BRIEF 1
Do the following statements agree with the human-following robot excerpt below? Answer yes or no for each one, and quote the deciding words of the text exactly. (a) The algorithm relies on the YOLOv5 object detection model. (b) The robot used is a two-wheel-drive kit. (c) The robot kit is made for Raspberry Pi 4.
BRIEF 2
Extend the human-following robot excerpt below, picking up after its last sentence.
— start of EXTRACT PROVIDED —
This repository contains an implementation of a human following algorithm, allowing a robot to accurately track and follow a person. The algorithm leverages the power of the YOLOv5 object detection model.

![Scenario](https://github.com/khalidbourr/Adeept-RaspberryYOLO-Follower/blob/main/output.gif)

## Robot

The primary robot used in this implementation is [Adeept AWR 4WD WiFi Smart Robot Car Kit for Raspberry Pi 4](https://www.adeept.com/adeept-awr-4wd-wifi-smart-robot-car-kit-for-raspberry-pi-3-model-b-b-2b-diy-robot-kit-for-kids-and-adults-opencv-target-tracking_p0122_s0033.html) ![Adeept AWR 4WD WiFi Smart Robot Car](https://m.media-amazon.com/images/I/61GGou8FeFL.jpg)
— end of EXTRACT PROVIDED —
— start of DATA LINES —
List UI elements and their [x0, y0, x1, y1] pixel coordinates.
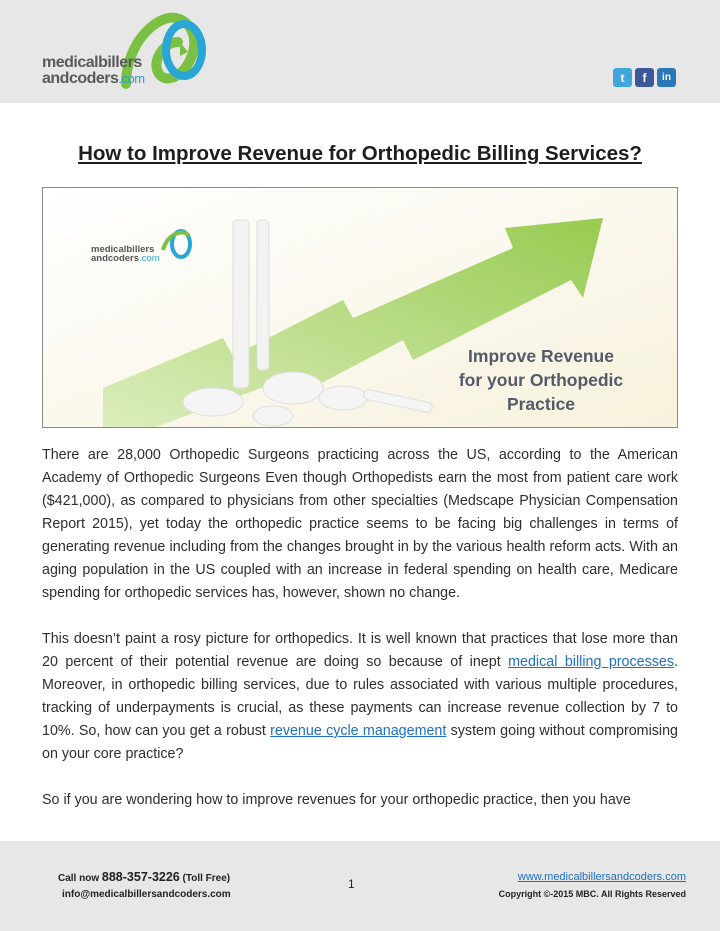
— end of DATA LINES —
REPLY 1
(a) Yes: "The algorithm leverages the power of the YOLOv5 object detection model."
(b) No: "Adeept AWR 4WD WiFi Smart Robot Car Kit"
(c) Yes: "Smart Robot Car Kit for Raspberry Pi 4"

REPLY 2
## Requirements

- **Operating System**: Raspbian or Ubuntu 20.04, tested on 32 

- **Middleware**: ROS Noetic

- **Python version**: Python 3.9

- **Torch and open CV**: Compatible with ARM architecture

## Features

- **Real-time Human Detection**: Using the YOLOv5 model to accurately detect humans in the robot's field of view.

- **Smooth Tracking**: The robot is capable of smoothly following a person without abrupt movements.

## Setup & Installation

1. **Setup ROS Noetic**:

    - For Ubuntu 20.04: [ROS Noetic Installation Guide](http://wiki.ros.org/noetic/Installation/Ubuntu)

    - For Raspbian: [ROS Noetic Installation Guide for Raspbian](See below)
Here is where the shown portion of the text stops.